Rewrite the records below, putting "legend-swatch" wherever "legend-line-marker" occurs and leaving all else as it is.

* * * * * * *

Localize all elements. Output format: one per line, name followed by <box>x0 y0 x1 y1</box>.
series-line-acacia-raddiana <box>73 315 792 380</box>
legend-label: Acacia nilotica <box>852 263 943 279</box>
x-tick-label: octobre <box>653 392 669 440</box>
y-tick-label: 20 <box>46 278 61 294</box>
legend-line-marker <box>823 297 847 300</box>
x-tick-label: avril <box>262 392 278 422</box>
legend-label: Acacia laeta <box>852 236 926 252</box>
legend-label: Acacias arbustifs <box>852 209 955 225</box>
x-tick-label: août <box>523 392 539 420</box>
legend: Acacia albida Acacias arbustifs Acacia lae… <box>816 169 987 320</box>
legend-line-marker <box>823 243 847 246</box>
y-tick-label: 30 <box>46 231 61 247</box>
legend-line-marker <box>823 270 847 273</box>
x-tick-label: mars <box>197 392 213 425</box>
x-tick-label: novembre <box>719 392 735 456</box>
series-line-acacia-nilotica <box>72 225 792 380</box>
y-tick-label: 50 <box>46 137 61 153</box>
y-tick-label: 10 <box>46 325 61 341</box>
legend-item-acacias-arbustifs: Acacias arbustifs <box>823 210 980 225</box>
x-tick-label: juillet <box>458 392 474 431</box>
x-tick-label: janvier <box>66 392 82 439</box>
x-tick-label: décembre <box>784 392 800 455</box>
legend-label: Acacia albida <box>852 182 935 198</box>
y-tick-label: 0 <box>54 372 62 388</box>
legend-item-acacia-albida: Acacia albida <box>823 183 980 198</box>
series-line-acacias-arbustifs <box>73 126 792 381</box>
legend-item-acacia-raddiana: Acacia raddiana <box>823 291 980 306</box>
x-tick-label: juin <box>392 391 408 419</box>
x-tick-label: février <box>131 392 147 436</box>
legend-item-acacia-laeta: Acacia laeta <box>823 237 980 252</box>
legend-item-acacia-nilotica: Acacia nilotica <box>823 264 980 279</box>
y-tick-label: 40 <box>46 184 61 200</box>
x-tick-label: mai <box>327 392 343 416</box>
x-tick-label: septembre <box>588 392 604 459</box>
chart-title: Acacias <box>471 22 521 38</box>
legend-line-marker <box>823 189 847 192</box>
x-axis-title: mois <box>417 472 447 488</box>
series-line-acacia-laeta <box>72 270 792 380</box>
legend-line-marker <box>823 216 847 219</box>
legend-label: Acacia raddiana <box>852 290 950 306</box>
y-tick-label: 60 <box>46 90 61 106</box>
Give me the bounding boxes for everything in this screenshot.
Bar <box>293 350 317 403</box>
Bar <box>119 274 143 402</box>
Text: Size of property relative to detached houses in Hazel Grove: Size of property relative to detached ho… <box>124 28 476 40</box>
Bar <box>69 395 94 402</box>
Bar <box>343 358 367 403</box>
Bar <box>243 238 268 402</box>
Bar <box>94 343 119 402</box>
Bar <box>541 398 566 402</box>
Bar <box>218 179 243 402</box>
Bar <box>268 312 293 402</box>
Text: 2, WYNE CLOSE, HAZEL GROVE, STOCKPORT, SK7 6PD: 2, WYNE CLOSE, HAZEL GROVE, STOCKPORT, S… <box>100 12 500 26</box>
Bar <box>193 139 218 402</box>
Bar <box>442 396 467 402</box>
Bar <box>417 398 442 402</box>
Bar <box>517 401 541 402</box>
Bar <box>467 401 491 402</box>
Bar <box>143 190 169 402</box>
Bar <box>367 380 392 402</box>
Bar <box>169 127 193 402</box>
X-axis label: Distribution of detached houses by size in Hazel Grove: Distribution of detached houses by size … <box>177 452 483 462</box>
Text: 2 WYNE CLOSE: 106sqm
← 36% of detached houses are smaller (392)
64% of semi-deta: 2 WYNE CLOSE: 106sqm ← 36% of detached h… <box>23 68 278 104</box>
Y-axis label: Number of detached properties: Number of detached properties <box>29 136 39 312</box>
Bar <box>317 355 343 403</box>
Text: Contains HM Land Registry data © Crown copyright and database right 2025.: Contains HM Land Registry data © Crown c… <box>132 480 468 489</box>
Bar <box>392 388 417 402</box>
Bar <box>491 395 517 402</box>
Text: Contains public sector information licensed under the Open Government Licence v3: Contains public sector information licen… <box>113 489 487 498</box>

* * * * * * *

Solution for this task:
Localize all elements. Output format: one per line, name followed by <box>x0 y0 x1 y1</box>.
series-line-acacia-raddiana <box>73 315 792 380</box>
legend-label: Acacia nilotica <box>852 263 943 279</box>
x-tick-label: octobre <box>653 392 669 440</box>
y-tick-label: 20 <box>46 278 61 294</box>
legend-swatch <box>823 297 847 300</box>
x-tick-label: avril <box>262 392 278 422</box>
legend-label: Acacia laeta <box>852 236 926 252</box>
legend-label: Acacias arbustifs <box>852 209 955 225</box>
x-tick-label: août <box>523 392 539 420</box>
legend: Acacia albida Acacias arbustifs Acacia lae… <box>816 169 987 320</box>
legend-swatch <box>823 243 847 246</box>
y-tick-label: 30 <box>46 231 61 247</box>
legend-swatch <box>823 270 847 273</box>
x-tick-label: mars <box>197 392 213 425</box>
x-tick-label: novembre <box>719 392 735 456</box>
series-line-acacia-nilotica <box>72 225 792 380</box>
y-tick-label: 50 <box>46 137 61 153</box>
y-tick-label: 10 <box>46 325 61 341</box>
legend-item-acacias-arbustifs: Acacias arbustifs <box>823 210 980 225</box>
x-tick-label: juillet <box>458 392 474 431</box>
x-tick-label: janvier <box>66 392 82 439</box>
x-tick-label: décembre <box>784 392 800 455</box>
legend-label: Acacia albida <box>852 182 935 198</box>
y-tick-label: 0 <box>54 372 62 388</box>
legend-item-acacia-albida: Acacia albida <box>823 183 980 198</box>
series-line-acacias-arbustifs <box>73 126 792 381</box>
legend-item-acacia-raddiana: Acacia raddiana <box>823 291 980 306</box>
x-tick-label: juin <box>392 391 408 419</box>
x-tick-label: février <box>131 392 147 436</box>
legend-item-acacia-laeta: Acacia laeta <box>823 237 980 252</box>
legend-item-acacia-nilotica: Acacia nilotica <box>823 264 980 279</box>
y-tick-label: 40 <box>46 184 61 200</box>
x-tick-label: mai <box>327 392 343 416</box>
x-tick-label: septembre <box>588 392 604 459</box>
chart-title: Acacias <box>471 22 521 38</box>
legend-swatch <box>823 189 847 192</box>
x-axis-title: mois <box>417 472 447 488</box>
series-line-acacia-laeta <box>72 270 792 380</box>
legend-swatch <box>823 216 847 219</box>
legend-label: Acacia raddiana <box>852 290 950 306</box>
y-tick-label: 60 <box>46 90 61 106</box>
Give me the bounding boxes for everything in this screenshot.
Bar <box>293 350 317 403</box>
Bar <box>119 274 143 402</box>
Text: Size of property relative to detached houses in Hazel Grove: Size of property relative to detached ho… <box>124 28 476 40</box>
Bar <box>69 395 94 402</box>
Bar <box>343 358 367 403</box>
Bar <box>243 238 268 402</box>
Bar <box>94 343 119 402</box>
Bar <box>541 398 566 402</box>
Bar <box>218 179 243 402</box>
Bar <box>268 312 293 402</box>
Text: 2, WYNE CLOSE, HAZEL GROVE, STOCKPORT, SK7 6PD: 2, WYNE CLOSE, HAZEL GROVE, STOCKPORT, S… <box>100 12 500 26</box>
Bar <box>193 139 218 402</box>
Bar <box>442 396 467 402</box>
Bar <box>417 398 442 402</box>
Bar <box>517 401 541 402</box>
Bar <box>467 401 491 402</box>
Bar <box>143 190 169 402</box>
Bar <box>367 380 392 402</box>
Bar <box>169 127 193 402</box>
X-axis label: Distribution of detached houses by size in Hazel Grove: Distribution of detached houses by size … <box>177 452 483 462</box>
Text: 2 WYNE CLOSE: 106sqm
← 36% of detached houses are smaller (392)
64% of semi-deta: 2 WYNE CLOSE: 106sqm ← 36% of detached h… <box>23 68 278 104</box>
Y-axis label: Number of detached properties: Number of detached properties <box>29 136 39 312</box>
Bar <box>317 355 343 403</box>
Text: Contains HM Land Registry data © Crown copyright and database right 2025.: Contains HM Land Registry data © Crown c… <box>132 480 468 489</box>
Bar <box>392 388 417 402</box>
Bar <box>491 395 517 402</box>
Text: Contains public sector information licensed under the Open Government Licence v3: Contains public sector information licen… <box>113 489 487 498</box>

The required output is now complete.